Dataset records
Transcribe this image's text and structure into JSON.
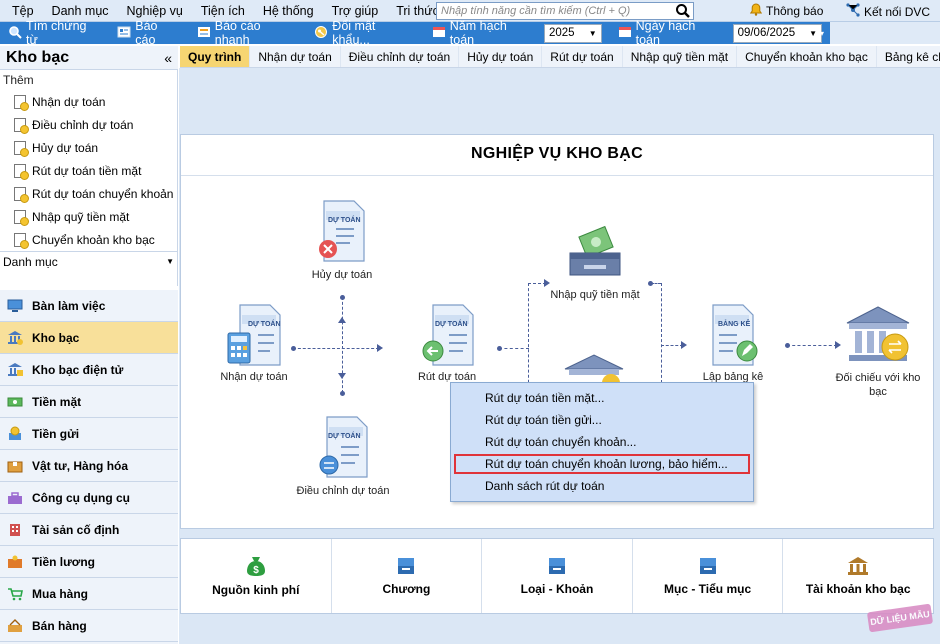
{
  "menu": {
    "items": [
      "Tệp",
      "Danh mục",
      "Nghiệp vụ",
      "Tiện ích",
      "Hệ thống",
      "Trợ giúp",
      "Tri thức"
    ],
    "search_placeholder": "Nhập tính năng cần tìm kiếm (Ctrl + Q)",
    "notification": "Thông báo",
    "connect": "Kết nối DVC"
  },
  "toolbar": {
    "find_voucher": "Tìm chứng từ",
    "report": "Báo cáo",
    "quick_report": "Báo cáo nhanh",
    "change_password": "Đổi mật khẩu...",
    "fiscal_year_label": "Năm hạch toán",
    "fiscal_year": "2025",
    "accounting_date_label": "Ngày hạch toán",
    "accounting_date": "09/06/2025"
  },
  "sidebar": {
    "title": "Kho bạc",
    "collapse": "«",
    "section_add": "Thêm",
    "add_items": [
      "Nhận dự toán",
      "Điều chỉnh dự toán",
      "Hủy dự toán",
      "Rút dự toán tiền mặt",
      "Rút dự toán chuyển khoản",
      "Nhập quỹ tiền mặt",
      "Chuyển khoản kho bạc"
    ],
    "section_catalog": "Danh mục",
    "nav": [
      "Bàn làm việc",
      "Kho bạc",
      "Kho bạc điện tử",
      "Tiền mặt",
      "Tiền gửi",
      "Vật tư, Hàng hóa",
      "Công cụ dụng cụ",
      "Tài sản cố định",
      "Tiền lương",
      "Mua hàng",
      "Bán hàng"
    ],
    "active_nav": "Kho bạc"
  },
  "tabs": [
    "Quy trình",
    "Nhận dự toán",
    "Điều chỉnh dự toán",
    "Hủy dự toán",
    "Rút dự toán",
    "Nhập quỹ tiền mặt",
    "Chuyển khoản kho bạc",
    "Bảng kê chứng từ thanh"
  ],
  "active_tab": "Quy trình",
  "diagram": {
    "title": "NGHIỆP VỤ KHO BẠC",
    "doc_tag": "DỰ TOÁN",
    "list_tag": "BẢNG KÊ",
    "nodes": {
      "cancel": "Hủy dự toán",
      "receive": "Nhận dự toán",
      "withdraw": "Rút dự toán",
      "adjust": "Điều chỉnh dự toán",
      "cash_in": "Nhập quỹ tiền mặt",
      "list": "Lập bảng kê",
      "reconcile": "Đối chiếu với kho bạc"
    }
  },
  "popup": {
    "items": [
      "Rút dự toán tiền mặt...",
      "Rút dự toán tiền gửi...",
      "Rút dự toán chuyển khoản...",
      "Rút dự toán chuyển khoản lương, bảo hiểm...",
      "Danh sách rút dự toán"
    ],
    "highlighted_index": 3
  },
  "catalog": [
    "Nguồn kinh phí",
    "Chương",
    "Loại - Khoản",
    "Mục - Tiểu mục",
    "Tài khoản kho bạc"
  ],
  "watermark": "DỮ LIỆU MẪU"
}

WHAT YOU WILL DO: Repeat the entries exactly. Pictures are excluded from the copy.

CORRECT RESPONSE:
Transcribe this image's text and structure into JSON.
{
  "menu": {
    "items": [
      "Tệp",
      "Danh mục",
      "Nghiệp vụ",
      "Tiện ích",
      "Hệ thống",
      "Trợ giúp",
      "Tri thức"
    ],
    "search_placeholder": "Nhập tính năng cần tìm kiếm (Ctrl + Q)",
    "notification": "Thông báo",
    "connect": "Kết nối DVC"
  },
  "toolbar": {
    "find_voucher": "Tìm chứng từ",
    "report": "Báo cáo",
    "quick_report": "Báo cáo nhanh",
    "change_password": "Đổi mật khẩu...",
    "fiscal_year_label": "Năm hạch toán",
    "fiscal_year": "2025",
    "accounting_date_label": "Ngày hạch toán",
    "accounting_date": "09/06/2025"
  },
  "sidebar": {
    "title": "Kho bạc",
    "collapse": "«",
    "section_add": "Thêm",
    "add_items": [
      "Nhận dự toán",
      "Điều chỉnh dự toán",
      "Hủy dự toán",
      "Rút dự toán tiền mặt",
      "Rút dự toán chuyển khoản",
      "Nhập quỹ tiền mặt",
      "Chuyển khoản kho bạc"
    ],
    "section_catalog": "Danh mục",
    "nav": [
      "Bàn làm việc",
      "Kho bạc",
      "Kho bạc điện tử",
      "Tiền mặt",
      "Tiền gửi",
      "Vật tư, Hàng hóa",
      "Công cụ dụng cụ",
      "Tài sản cố định",
      "Tiền lương",
      "Mua hàng",
      "Bán hàng"
    ],
    "active_nav": "Kho bạc"
  },
  "tabs": [
    "Quy trình",
    "Nhận dự toán",
    "Điều chỉnh dự toán",
    "Hủy dự toán",
    "Rút dự toán",
    "Nhập quỹ tiền mặt",
    "Chuyển khoản kho bạc",
    "Bảng kê chứng từ thanh"
  ],
  "active_tab": "Quy trình",
  "diagram": {
    "title": "NGHIỆP VỤ KHO BẠC",
    "doc_tag": "DỰ TOÁN",
    "list_tag": "BẢNG KÊ",
    "nodes": {
      "cancel": "Hủy dự toán",
      "receive": "Nhận dự toán",
      "withdraw": "Rút dự toán",
      "adjust": "Điều chỉnh dự toán",
      "cash_in": "Nhập quỹ tiền mặt",
      "list": "Lập bảng kê",
      "reconcile": "Đối chiếu với kho bạc"
    }
  },
  "popup": {
    "items": [
      "Rút dự toán tiền mặt...",
      "Rút dự toán tiền gửi...",
      "Rút dự toán chuyển khoản...",
      "Rút dự toán chuyển khoản lương, bảo hiểm...",
      "Danh sách rút dự toán"
    ],
    "highlighted_index": 3
  },
  "catalog": [
    "Nguồn kinh phí",
    "Chương",
    "Loại - Khoản",
    "Mục - Tiểu mục",
    "Tài khoản kho bạc"
  ],
  "watermark": "DỮ LIỆU MẪU"
}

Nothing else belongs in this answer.